Required work -
Extract the lines that carry the string "двигателя" from the listing.

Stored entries
================

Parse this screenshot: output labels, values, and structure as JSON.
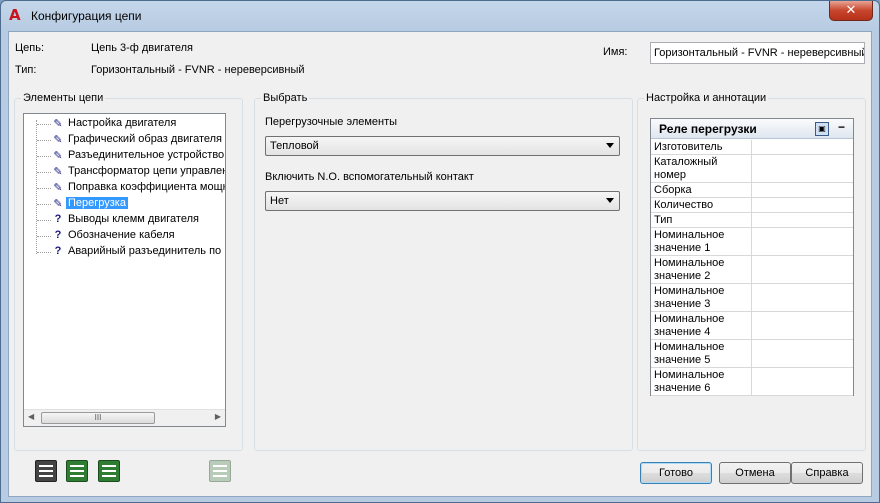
{
  "window": {
    "title": "Конфигурация цепи",
    "close_label": "✕"
  },
  "header": {
    "circuit_label": "Цепь:",
    "circuit_value": "Цепь 3-ф двигателя",
    "type_label": "Тип:",
    "type_value": "Горизонтальный - FVNR - нереверсивный",
    "name_label": "Имя:",
    "name_value": "Горизонтальный - FVNR - нереверсивный"
  },
  "elements_group": {
    "title": "Элементы цепи",
    "items": [
      {
        "icon": "pencil-icon",
        "glyph": "✎",
        "label": "Настройка двигателя"
      },
      {
        "icon": "pencil-icon",
        "glyph": "✎",
        "label": "Графический образ двигателя"
      },
      {
        "icon": "pencil-icon",
        "glyph": "✎",
        "label": "Разъединительное устройство"
      },
      {
        "icon": "pencil-icon",
        "glyph": "✎",
        "label": "Трансформатор цепи управления"
      },
      {
        "icon": "pencil-icon",
        "glyph": "✎",
        "label": "Поправка коэффициента мощности"
      },
      {
        "icon": "pencil-icon",
        "glyph": "✎",
        "label": "Перегрузка",
        "selected": true
      },
      {
        "icon": "question-icon",
        "glyph": "?",
        "label": "Выводы клемм двигателя"
      },
      {
        "icon": "question-icon",
        "glyph": "?",
        "label": "Обозначение кабеля"
      },
      {
        "icon": "question-icon",
        "glyph": "?",
        "label": "Аварийный разъединитель по"
      }
    ],
    "scroll_thumb": "III"
  },
  "select_group": {
    "title": "Выбрать",
    "overload_label": "Перегрузочные элементы",
    "overload_value": "Тепловой",
    "contact_label": "Включить N.O. вспомогательный контакт",
    "contact_value": "Нет"
  },
  "annotation_group": {
    "title": "Настройка и аннотации",
    "panel_title": "Реле перегрузки",
    "collapse_label": "−",
    "properties": [
      {
        "name": "Изготовитель",
        "value": ""
      },
      {
        "name": "Каталожный номер",
        "value": ""
      },
      {
        "name": "Сборка",
        "value": ""
      },
      {
        "name": "Количество",
        "value": ""
      },
      {
        "name": "Тип",
        "value": ""
      },
      {
        "name": "Номинальное значение 1",
        "value": ""
      },
      {
        "name": "Номинальное значение 2",
        "value": ""
      },
      {
        "name": "Номинальное значение 3",
        "value": ""
      },
      {
        "name": "Номинальное значение 4",
        "value": ""
      },
      {
        "name": "Номинальное значение 5",
        "value": ""
      },
      {
        "name": "Номинальное значение 6",
        "value": ""
      }
    ]
  },
  "footer": {
    "ok_label": "Готово",
    "cancel_label": "Отмена",
    "help_label": "Справка"
  }
}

================

The answer -
    "circuit_value": "Цепь 3-ф двигателя",
        "label": "Настройка двигателя"
        "label": "Графический образ двигателя"
        "label": "Выводы клемм двигателя"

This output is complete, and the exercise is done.